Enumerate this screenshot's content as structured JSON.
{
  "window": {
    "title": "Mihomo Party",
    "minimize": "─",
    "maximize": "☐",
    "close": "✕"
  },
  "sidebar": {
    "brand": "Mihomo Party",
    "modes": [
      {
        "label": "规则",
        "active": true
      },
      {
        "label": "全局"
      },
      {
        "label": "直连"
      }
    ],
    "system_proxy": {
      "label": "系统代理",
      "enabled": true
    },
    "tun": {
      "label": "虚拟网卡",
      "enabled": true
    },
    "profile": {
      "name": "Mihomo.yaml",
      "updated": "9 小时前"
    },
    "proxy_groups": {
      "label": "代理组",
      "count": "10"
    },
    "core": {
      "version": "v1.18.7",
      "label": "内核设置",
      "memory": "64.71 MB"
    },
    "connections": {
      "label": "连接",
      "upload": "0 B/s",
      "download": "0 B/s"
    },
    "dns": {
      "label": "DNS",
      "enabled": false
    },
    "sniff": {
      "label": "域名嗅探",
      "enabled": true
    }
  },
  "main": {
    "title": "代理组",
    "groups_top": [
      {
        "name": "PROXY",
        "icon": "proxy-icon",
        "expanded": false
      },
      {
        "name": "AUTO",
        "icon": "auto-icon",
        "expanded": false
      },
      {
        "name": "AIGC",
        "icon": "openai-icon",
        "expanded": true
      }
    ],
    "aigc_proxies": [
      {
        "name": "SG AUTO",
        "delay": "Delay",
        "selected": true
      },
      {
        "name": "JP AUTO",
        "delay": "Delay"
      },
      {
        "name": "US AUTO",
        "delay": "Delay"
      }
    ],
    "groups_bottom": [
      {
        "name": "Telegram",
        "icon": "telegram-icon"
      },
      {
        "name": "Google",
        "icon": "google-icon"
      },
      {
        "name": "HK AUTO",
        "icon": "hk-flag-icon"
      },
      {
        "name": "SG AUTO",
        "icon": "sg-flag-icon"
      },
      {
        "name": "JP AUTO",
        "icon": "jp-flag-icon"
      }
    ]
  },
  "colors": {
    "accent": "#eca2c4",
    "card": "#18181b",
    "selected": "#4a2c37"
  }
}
___
*WHAT TO DO*
Write out the data again, exactly and in full.

*COMPLETE RESPONSE*
Enumerate this screenshot's content as structured JSON.
{
  "window": {
    "title": "Mihomo Party",
    "minimize": "─",
    "maximize": "☐",
    "close": "✕"
  },
  "sidebar": {
    "brand": "Mihomo Party",
    "modes": [
      {
        "label": "规则",
        "active": true
      },
      {
        "label": "全局"
      },
      {
        "label": "直连"
      }
    ],
    "system_proxy": {
      "label": "系统代理",
      "enabled": true
    },
    "tun": {
      "label": "虚拟网卡",
      "enabled": true
    },
    "profile": {
      "name": "Mihomo.yaml",
      "updated": "9 小时前"
    },
    "proxy_groups": {
      "label": "代理组",
      "count": "10"
    },
    "core": {
      "version": "v1.18.7",
      "label": "内核设置",
      "memory": "64.71 MB"
    },
    "connections": {
      "label": "连接",
      "upload": "0 B/s",
      "download": "0 B/s"
    },
    "dns": {
      "label": "DNS",
      "enabled": false
    },
    "sniff": {
      "label": "域名嗅探",
      "enabled": true
    }
  },
  "main": {
    "title": "代理组",
    "groups_top": [
      {
        "name": "PROXY",
        "icon": "proxy-icon",
        "expanded": false
      },
      {
        "name": "AUTO",
        "icon": "auto-icon",
        "expanded": false
      },
      {
        "name": "AIGC",
        "icon": "openai-icon",
        "expanded": true
      }
    ],
    "aigc_proxies": [
      {
        "name": "SG AUTO",
        "delay": "Delay",
        "selected": true
      },
      {
        "name": "JP AUTO",
        "delay": "Delay"
      },
      {
        "name": "US AUTO",
        "delay": "Delay"
      }
    ],
    "groups_bottom": [
      {
        "name": "Telegram",
        "icon": "telegram-icon"
      },
      {
        "name": "Google",
        "icon": "google-icon"
      },
      {
        "name": "HK AUTO",
        "icon": "hk-flag-icon"
      },
      {
        "name": "SG AUTO",
        "icon": "sg-flag-icon"
      },
      {
        "name": "JP AUTO",
        "icon": "jp-flag-icon"
      }
    ]
  },
  "colors": {
    "accent": "#eca2c4",
    "card": "#18181b",
    "selected": "#4a2c37"
  }
}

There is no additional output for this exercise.